Short task: The complete listing should be restated exactly.

Excerpted records:

>>>

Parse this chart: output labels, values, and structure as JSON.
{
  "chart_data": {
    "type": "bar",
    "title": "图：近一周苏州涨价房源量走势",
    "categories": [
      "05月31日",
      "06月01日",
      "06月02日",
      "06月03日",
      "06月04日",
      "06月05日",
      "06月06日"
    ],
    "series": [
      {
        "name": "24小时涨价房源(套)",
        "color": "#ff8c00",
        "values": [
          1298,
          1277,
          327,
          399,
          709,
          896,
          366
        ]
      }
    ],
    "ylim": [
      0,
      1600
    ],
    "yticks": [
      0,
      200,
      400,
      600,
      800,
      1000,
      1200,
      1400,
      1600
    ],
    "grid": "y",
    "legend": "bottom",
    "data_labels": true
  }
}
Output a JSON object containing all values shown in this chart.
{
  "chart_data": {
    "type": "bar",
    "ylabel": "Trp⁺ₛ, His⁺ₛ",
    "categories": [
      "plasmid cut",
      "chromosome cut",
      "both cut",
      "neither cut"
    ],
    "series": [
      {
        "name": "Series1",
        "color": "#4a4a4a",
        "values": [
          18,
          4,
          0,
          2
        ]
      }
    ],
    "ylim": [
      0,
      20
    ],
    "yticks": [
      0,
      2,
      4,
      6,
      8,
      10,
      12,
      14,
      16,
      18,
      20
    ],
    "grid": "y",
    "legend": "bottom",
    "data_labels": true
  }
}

<<<

Solution below:
Parse this chart: output labels, values, and structure as JSON.
{
  "chart_data": {
    "type": "bar",
    "title": "图：近一周苏州涨价房源量走势",
    "categories": [
      "05月31日",
      "06月01日",
      "06月02日",
      "06月03日",
      "06月04日",
      "06月05日",
      "06月06日"
    ],
    "series": [
      {
        "name": "24小时涨价房源(套)",
        "color": "#ff8c00",
        "values": [
          1298,
          1277,
          327,
          399,
          709,
          896,
          366
        ]
      }
    ],
    "ylim": [
      0,
      1600
    ],
    "yticks": [
      0,
      200,
      400,
      600,
      800,
      1000,
      1200,
      1400,
      1600
    ],
    "grid": "y",
    "legend": "bottom",
    "data_labels": true
  }
}
Output a JSON object containing all values shown in this chart.
{
  "chart_data": {
    "type": "bar",
    "ylabel": "Trp⁺ₛ, His⁺ₛ",
    "categories": [
      "plasmid cut",
      "chromosome cut",
      "both cut",
      "neither cut"
    ],
    "series": [
      {
        "name": "Series1",
        "color": "#4a4a4a",
        "values": [
          18,
          4,
          0,
          2
        ]
      }
    ],
    "ylim": [
      0,
      20
    ],
    "yticks": [
      0,
      2,
      4,
      6,
      8,
      10,
      12,
      14,
      16,
      18,
      20
    ],
    "grid": "y",
    "legend": "bottom",
    "data_labels": true
  }
}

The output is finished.